» **Exercise prompt**
Select and copy out every line in the records containing "odnosu".

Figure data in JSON
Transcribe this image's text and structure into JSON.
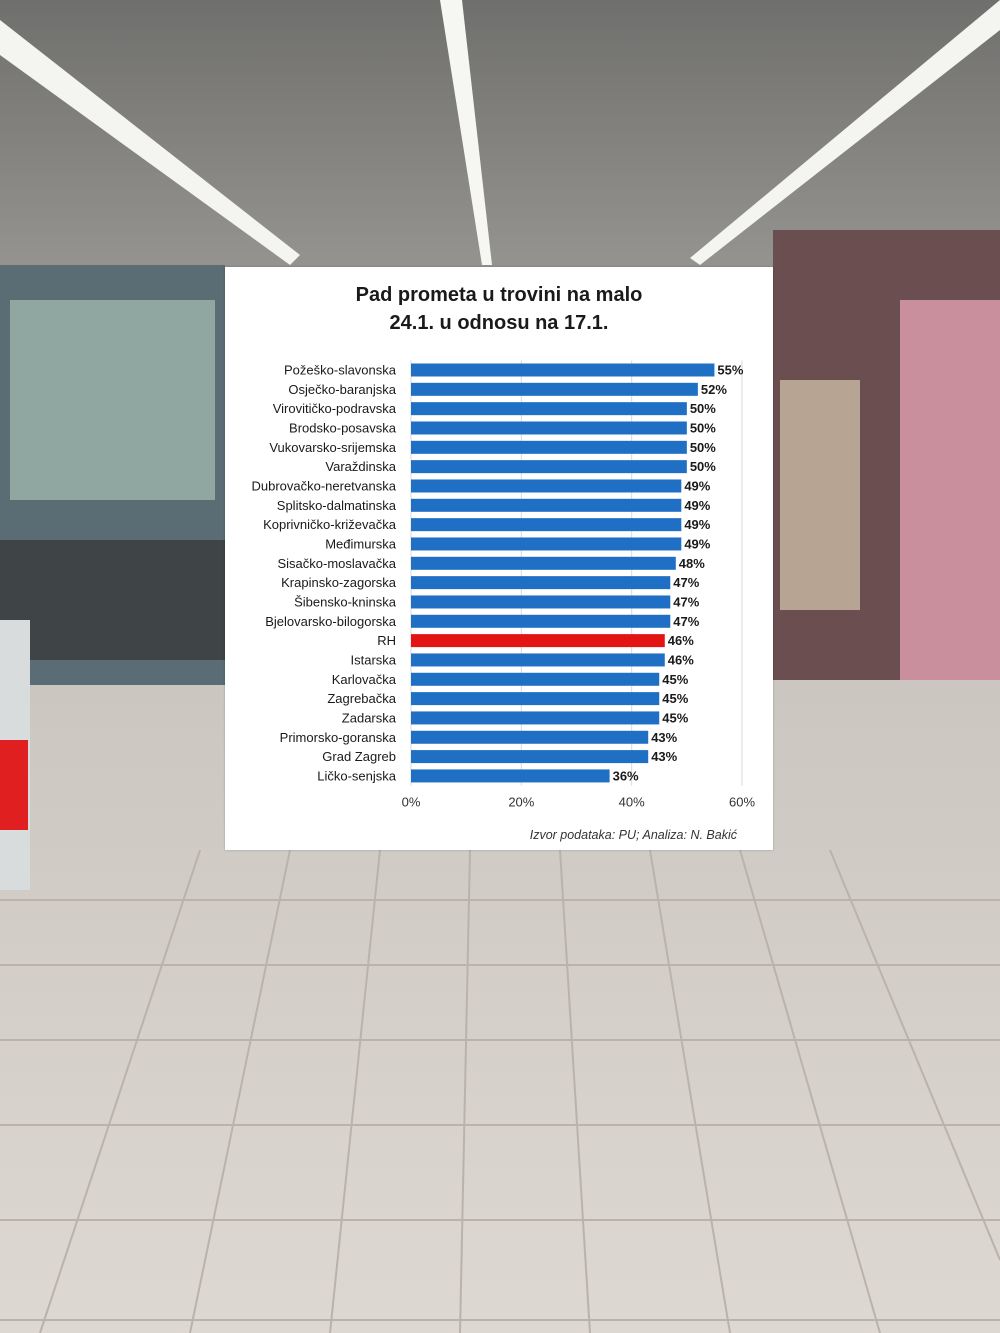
{
  "colors": {
    "bar": "#1f6fc5",
    "highlight_bar": "#e31414",
    "grid": "#d9d9d9"
  },
  "source_note": "Izvor podataka: PU; Analiza: N. Bakić",
  "chart_data": {
    "type": "bar",
    "orientation": "horizontal",
    "title": "Pad prometa u trovini na malo 24.1. u odnosu na 17.1.",
    "title_lines": [
      "Pad prometa u trovini na malo",
      "24.1. u odnosu na 17.1."
    ],
    "categories": [
      "Požeško-slavonska",
      "Osječko-baranjska",
      "Virovitičko-podravska",
      "Brodsko-posavska",
      "Vukovarsko-srijemska",
      "Varaždinska",
      "Dubrovačko-neretvanska",
      "Splitsko-dalmatinska",
      "Koprivničko-križevačka",
      "Međimurska",
      "Sisačko-moslavačka",
      "Krapinsko-zagorska",
      "Šibensko-kninska",
      "Bjelovarsko-bilogorska",
      "RH",
      "Istarska",
      "Karlovačka",
      "Zagrebačka",
      "Zadarska",
      "Primorsko-goranska",
      "Grad Zagreb",
      "Ličko-senjska"
    ],
    "values": [
      55,
      52,
      50,
      50,
      50,
      50,
      49,
      49,
      49,
      49,
      48,
      47,
      47,
      47,
      46,
      46,
      45,
      45,
      45,
      43,
      43,
      36
    ],
    "value_labels": [
      "55%",
      "52%",
      "50%",
      "50%",
      "50%",
      "50%",
      "49%",
      "49%",
      "49%",
      "49%",
      "48%",
      "47%",
      "47%",
      "47%",
      "46%",
      "46%",
      "45%",
      "45%",
      "45%",
      "43%",
      "43%",
      "36%"
    ],
    "highlight": "RH",
    "xlim": [
      0,
      60
    ],
    "xticks": [
      0,
      20,
      40,
      60
    ],
    "xtick_labels": [
      "0%",
      "20%",
      "40%",
      "60%"
    ],
    "grid": true,
    "legend": false
  }
}
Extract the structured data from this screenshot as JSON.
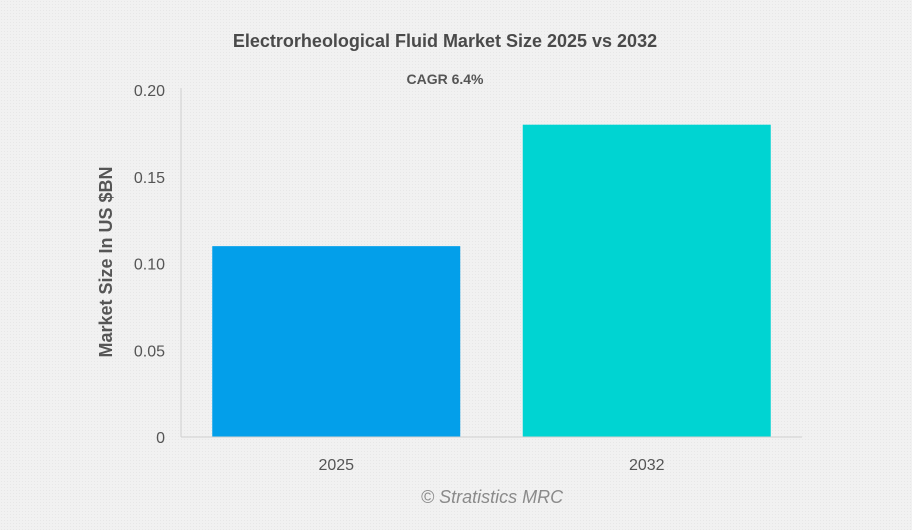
{
  "chart_data": {
    "type": "bar",
    "title": "Electrorheological Fluid Market Size 2025 vs 2032",
    "subtitle": "CAGR 6.4%",
    "xlabel": "",
    "ylabel": "Market Size In US $BN",
    "categories": [
      "2025",
      "2032"
    ],
    "values": [
      0.11,
      0.18
    ],
    "bar_colors": [
      "#039fea",
      "#00d4d2"
    ],
    "ylim": [
      0,
      0.2
    ],
    "yticks": [
      0,
      0.05,
      0.1,
      0.15,
      0.2
    ],
    "ytick_labels": [
      "0",
      "0.05",
      "0.10",
      "0.15",
      "0.20"
    ],
    "grid": false,
    "legend": "none"
  },
  "watermark": "© Stratistics MRC",
  "colors": {
    "title": "#4a4a4a",
    "axis_text": "#555555",
    "axis_line": "#d0d0d0"
  }
}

» **Task solution**
    "title": "Pad prometa u trovini na malo 24.1. u odnosu na 17.1.",
      "24.1. u odnosu na 17.1."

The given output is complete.